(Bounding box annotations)
★ ★ ★ ★
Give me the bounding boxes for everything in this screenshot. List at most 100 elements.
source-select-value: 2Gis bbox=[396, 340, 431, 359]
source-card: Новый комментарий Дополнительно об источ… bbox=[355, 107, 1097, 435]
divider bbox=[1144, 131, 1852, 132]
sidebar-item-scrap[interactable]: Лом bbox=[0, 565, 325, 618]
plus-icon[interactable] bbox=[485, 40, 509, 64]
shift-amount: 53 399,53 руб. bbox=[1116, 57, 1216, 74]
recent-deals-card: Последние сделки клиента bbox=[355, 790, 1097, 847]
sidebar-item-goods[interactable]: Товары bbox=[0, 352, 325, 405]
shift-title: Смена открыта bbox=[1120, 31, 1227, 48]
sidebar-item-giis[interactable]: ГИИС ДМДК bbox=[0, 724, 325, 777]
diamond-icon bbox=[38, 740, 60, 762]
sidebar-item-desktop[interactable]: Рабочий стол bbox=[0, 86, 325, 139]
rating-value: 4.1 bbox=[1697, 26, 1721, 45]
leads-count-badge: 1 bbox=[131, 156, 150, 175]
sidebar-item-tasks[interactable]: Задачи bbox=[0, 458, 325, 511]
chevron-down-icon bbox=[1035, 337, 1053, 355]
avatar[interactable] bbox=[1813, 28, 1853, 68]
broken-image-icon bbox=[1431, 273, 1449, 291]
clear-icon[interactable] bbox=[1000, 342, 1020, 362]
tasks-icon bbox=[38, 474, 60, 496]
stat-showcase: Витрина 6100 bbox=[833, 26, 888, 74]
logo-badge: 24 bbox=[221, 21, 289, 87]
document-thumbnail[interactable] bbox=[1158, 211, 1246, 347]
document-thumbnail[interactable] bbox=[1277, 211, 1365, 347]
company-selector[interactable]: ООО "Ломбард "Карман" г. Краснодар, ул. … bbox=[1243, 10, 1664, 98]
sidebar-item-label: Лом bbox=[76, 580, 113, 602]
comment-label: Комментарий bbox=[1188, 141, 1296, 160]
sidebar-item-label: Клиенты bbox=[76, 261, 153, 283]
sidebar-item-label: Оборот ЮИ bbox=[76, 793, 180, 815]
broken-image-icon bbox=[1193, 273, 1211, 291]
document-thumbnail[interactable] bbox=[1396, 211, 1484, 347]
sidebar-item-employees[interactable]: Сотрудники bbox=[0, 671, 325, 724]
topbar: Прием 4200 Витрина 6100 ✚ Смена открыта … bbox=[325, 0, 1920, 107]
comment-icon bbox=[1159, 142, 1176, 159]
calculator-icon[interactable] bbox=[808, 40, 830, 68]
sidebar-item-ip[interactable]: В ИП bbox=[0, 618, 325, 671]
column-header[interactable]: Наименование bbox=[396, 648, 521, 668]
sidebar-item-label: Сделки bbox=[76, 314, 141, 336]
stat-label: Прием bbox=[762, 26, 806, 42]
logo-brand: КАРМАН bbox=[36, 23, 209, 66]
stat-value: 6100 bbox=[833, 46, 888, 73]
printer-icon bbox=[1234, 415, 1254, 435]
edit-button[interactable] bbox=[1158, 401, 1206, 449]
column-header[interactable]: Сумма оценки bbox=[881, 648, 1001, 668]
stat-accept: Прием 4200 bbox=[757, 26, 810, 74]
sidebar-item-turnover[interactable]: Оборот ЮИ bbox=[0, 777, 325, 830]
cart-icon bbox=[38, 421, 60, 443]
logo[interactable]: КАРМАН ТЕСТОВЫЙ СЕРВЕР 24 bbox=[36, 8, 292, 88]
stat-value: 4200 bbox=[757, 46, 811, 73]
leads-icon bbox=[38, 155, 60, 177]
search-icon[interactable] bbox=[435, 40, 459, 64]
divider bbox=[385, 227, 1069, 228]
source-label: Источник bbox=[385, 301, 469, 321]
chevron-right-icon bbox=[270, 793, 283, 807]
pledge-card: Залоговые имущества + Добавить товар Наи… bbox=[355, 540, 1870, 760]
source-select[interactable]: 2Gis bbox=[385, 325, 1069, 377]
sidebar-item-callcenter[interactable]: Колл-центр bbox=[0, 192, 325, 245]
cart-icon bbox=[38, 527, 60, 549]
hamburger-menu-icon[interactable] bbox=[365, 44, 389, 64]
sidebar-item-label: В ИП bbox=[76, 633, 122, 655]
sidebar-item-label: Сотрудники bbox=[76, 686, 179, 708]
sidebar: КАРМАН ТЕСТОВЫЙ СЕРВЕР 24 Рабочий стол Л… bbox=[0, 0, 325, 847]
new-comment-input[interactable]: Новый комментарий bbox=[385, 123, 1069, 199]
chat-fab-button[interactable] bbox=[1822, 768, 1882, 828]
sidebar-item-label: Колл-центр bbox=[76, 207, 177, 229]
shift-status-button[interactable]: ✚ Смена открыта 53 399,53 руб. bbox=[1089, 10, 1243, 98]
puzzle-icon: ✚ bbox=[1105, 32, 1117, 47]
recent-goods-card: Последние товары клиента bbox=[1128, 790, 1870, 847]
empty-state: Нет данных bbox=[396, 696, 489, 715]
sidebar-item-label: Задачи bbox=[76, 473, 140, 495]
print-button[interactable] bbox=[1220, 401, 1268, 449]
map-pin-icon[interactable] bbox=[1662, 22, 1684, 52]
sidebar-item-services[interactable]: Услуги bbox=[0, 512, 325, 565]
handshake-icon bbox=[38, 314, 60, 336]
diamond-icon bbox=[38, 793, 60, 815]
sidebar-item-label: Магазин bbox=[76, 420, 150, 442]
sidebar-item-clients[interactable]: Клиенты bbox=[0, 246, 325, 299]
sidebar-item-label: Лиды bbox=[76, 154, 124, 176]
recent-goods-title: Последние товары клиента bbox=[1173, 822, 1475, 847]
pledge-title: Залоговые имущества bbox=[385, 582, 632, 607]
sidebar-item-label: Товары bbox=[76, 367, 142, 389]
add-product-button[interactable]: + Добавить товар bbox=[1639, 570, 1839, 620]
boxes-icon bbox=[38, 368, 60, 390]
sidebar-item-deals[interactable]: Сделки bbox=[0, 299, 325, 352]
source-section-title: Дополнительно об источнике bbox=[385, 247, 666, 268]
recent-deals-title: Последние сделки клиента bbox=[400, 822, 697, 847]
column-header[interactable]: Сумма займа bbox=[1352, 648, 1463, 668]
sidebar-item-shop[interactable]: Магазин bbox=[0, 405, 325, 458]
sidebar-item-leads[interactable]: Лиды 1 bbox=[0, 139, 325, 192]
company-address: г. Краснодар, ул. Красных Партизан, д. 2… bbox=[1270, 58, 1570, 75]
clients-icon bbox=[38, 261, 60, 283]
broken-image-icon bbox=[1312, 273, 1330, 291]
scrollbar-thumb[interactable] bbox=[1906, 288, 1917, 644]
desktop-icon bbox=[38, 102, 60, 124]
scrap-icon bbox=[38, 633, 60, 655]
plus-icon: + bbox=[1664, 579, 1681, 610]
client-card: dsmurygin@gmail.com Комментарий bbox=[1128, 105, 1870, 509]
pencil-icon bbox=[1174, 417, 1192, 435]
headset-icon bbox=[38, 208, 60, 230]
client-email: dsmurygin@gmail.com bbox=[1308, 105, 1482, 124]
★ ★ ★ ★
> _Task statement_
Copy out every entry above word for word, with nothing changed.

> _Solution to this problem_
Give me the bounding boxes for everything in this screenshot. List at most 100 elements.
source-select-value: 2Gis bbox=[396, 340, 431, 359]
source-card: Новый комментарий Дополнительно об источ… bbox=[355, 107, 1097, 435]
divider bbox=[1144, 131, 1852, 132]
sidebar-item-scrap[interactable]: Лом bbox=[0, 565, 325, 618]
plus-icon[interactable] bbox=[485, 40, 509, 64]
shift-amount: 53 399,53 руб. bbox=[1116, 57, 1216, 74]
recent-deals-card: Последние сделки клиента bbox=[355, 790, 1097, 847]
sidebar-item-goods[interactable]: Товары bbox=[0, 352, 325, 405]
shift-title: Смена открыта bbox=[1120, 31, 1227, 48]
sidebar-item-giis[interactable]: ГИИС ДМДК bbox=[0, 724, 325, 777]
diamond-icon bbox=[38, 740, 60, 762]
sidebar-item-desktop[interactable]: Рабочий стол bbox=[0, 86, 325, 139]
rating-value: 4.1 bbox=[1697, 26, 1721, 45]
leads-count-badge: 1 bbox=[131, 156, 150, 175]
sidebar-item-tasks[interactable]: Задачи bbox=[0, 458, 325, 511]
chevron-down-icon bbox=[1035, 337, 1053, 355]
avatar[interactable] bbox=[1813, 28, 1853, 68]
broken-image-icon bbox=[1431, 273, 1449, 291]
clear-icon[interactable] bbox=[1000, 342, 1020, 362]
tasks-icon bbox=[38, 474, 60, 496]
stat-showcase: Витрина 6100 bbox=[833, 26, 888, 74]
logo-badge: 24 bbox=[221, 21, 289, 87]
document-thumbnail[interactable] bbox=[1158, 211, 1246, 347]
document-thumbnail[interactable] bbox=[1277, 211, 1365, 347]
company-selector[interactable]: ООО "Ломбард "Карман" г. Краснодар, ул. … bbox=[1243, 10, 1664, 98]
sidebar-item-label: Лом bbox=[76, 580, 113, 602]
comment-label: Комментарий bbox=[1188, 141, 1296, 160]
sidebar-item-label: Клиенты bbox=[76, 261, 153, 283]
sidebar-item-label: Оборот ЮИ bbox=[76, 793, 180, 815]
broken-image-icon bbox=[1193, 273, 1211, 291]
document-thumbnail[interactable] bbox=[1396, 211, 1484, 347]
sidebar-item-employees[interactable]: Сотрудники bbox=[0, 671, 325, 724]
topbar: Прием 4200 Витрина 6100 ✚ Смена открыта … bbox=[325, 0, 1920, 107]
comment-icon bbox=[1159, 142, 1176, 159]
calculator-icon[interactable] bbox=[808, 40, 830, 68]
sidebar-item-ip[interactable]: В ИП bbox=[0, 618, 325, 671]
column-header[interactable]: Наименование bbox=[396, 648, 521, 668]
sidebar-item-label: Сделки bbox=[76, 314, 141, 336]
stat-label: Прием bbox=[762, 26, 806, 42]
logo-brand: КАРМАН bbox=[36, 23, 209, 66]
stat-value: 6100 bbox=[833, 46, 888, 73]
printer-icon bbox=[1234, 415, 1254, 435]
edit-button[interactable] bbox=[1158, 401, 1206, 449]
column-header[interactable]: Сумма оценки bbox=[881, 648, 1001, 668]
stat-accept: Прием 4200 bbox=[757, 26, 810, 74]
sidebar-item-turnover[interactable]: Оборот ЮИ bbox=[0, 777, 325, 830]
cart-icon bbox=[38, 421, 60, 443]
logo[interactable]: КАРМАН ТЕСТОВЫЙ СЕРВЕР 24 bbox=[36, 8, 292, 88]
stat-value: 4200 bbox=[757, 46, 811, 73]
leads-icon bbox=[38, 155, 60, 177]
search-icon[interactable] bbox=[435, 40, 459, 64]
divider bbox=[385, 227, 1069, 228]
source-label: Источник bbox=[385, 301, 469, 321]
chevron-right-icon bbox=[270, 793, 283, 807]
pledge-card: Залоговые имущества + Добавить товар Наи… bbox=[355, 540, 1870, 760]
source-select[interactable]: 2Gis bbox=[385, 325, 1069, 377]
sidebar-item-callcenter[interactable]: Колл-центр bbox=[0, 192, 325, 245]
cart-icon bbox=[38, 527, 60, 549]
hamburger-menu-icon[interactable] bbox=[365, 44, 389, 64]
sidebar-item-label: В ИП bbox=[76, 633, 122, 655]
sidebar-item-label: Сотрудники bbox=[76, 686, 179, 708]
sidebar: КАРМАН ТЕСТОВЫЙ СЕРВЕР 24 Рабочий стол Л… bbox=[0, 0, 325, 847]
new-comment-input[interactable]: Новый комментарий bbox=[385, 123, 1069, 199]
chat-fab-button[interactable] bbox=[1822, 768, 1882, 828]
sidebar-item-label: Колл-центр bbox=[76, 207, 177, 229]
shift-status-button[interactable]: ✚ Смена открыта 53 399,53 руб. bbox=[1089, 10, 1243, 98]
puzzle-icon: ✚ bbox=[1105, 32, 1117, 47]
recent-goods-card: Последние товары клиента bbox=[1128, 790, 1870, 847]
empty-state: Нет данных bbox=[396, 696, 489, 715]
sidebar-item-label: Задачи bbox=[76, 473, 140, 495]
print-button[interactable] bbox=[1220, 401, 1268, 449]
map-pin-icon[interactable] bbox=[1662, 22, 1684, 52]
sidebar-item-services[interactable]: Услуги bbox=[0, 512, 325, 565]
handshake-icon bbox=[38, 314, 60, 336]
diamond-icon bbox=[38, 793, 60, 815]
sidebar-item-label: Магазин bbox=[76, 420, 150, 442]
sidebar-item-clients[interactable]: Клиенты bbox=[0, 246, 325, 299]
sidebar-item-label: Лиды bbox=[76, 154, 124, 176]
recent-goods-title: Последние товары клиента bbox=[1173, 822, 1475, 847]
pledge-title: Залоговые имущества bbox=[385, 582, 632, 607]
sidebar-item-label: Товары bbox=[76, 367, 142, 389]
add-product-button[interactable]: + Добавить товар bbox=[1639, 570, 1839, 620]
boxes-icon bbox=[38, 368, 60, 390]
sidebar-item-deals[interactable]: Сделки bbox=[0, 299, 325, 352]
source-section-title: Дополнительно об источнике bbox=[385, 247, 666, 268]
recent-deals-title: Последние сделки клиента bbox=[400, 822, 697, 847]
column-header[interactable]: Сумма займа bbox=[1352, 648, 1463, 668]
sidebar-item-shop[interactable]: Магазин bbox=[0, 405, 325, 458]
sidebar-item-leads[interactable]: Лиды 1 bbox=[0, 139, 325, 192]
company-address: г. Краснодар, ул. Красных Партизан, д. 2… bbox=[1270, 58, 1570, 75]
clients-icon bbox=[38, 261, 60, 283]
broken-image-icon bbox=[1312, 273, 1330, 291]
scrollbar-thumb[interactable] bbox=[1906, 288, 1917, 644]
desktop-icon bbox=[38, 102, 60, 124]
scrap-icon bbox=[38, 633, 60, 655]
plus-icon: + bbox=[1664, 579, 1681, 610]
client-card: dsmurygin@gmail.com Комментарий bbox=[1128, 105, 1870, 509]
pencil-icon bbox=[1174, 417, 1192, 435]
headset-icon bbox=[38, 208, 60, 230]
client-email: dsmurygin@gmail.com bbox=[1308, 105, 1482, 124]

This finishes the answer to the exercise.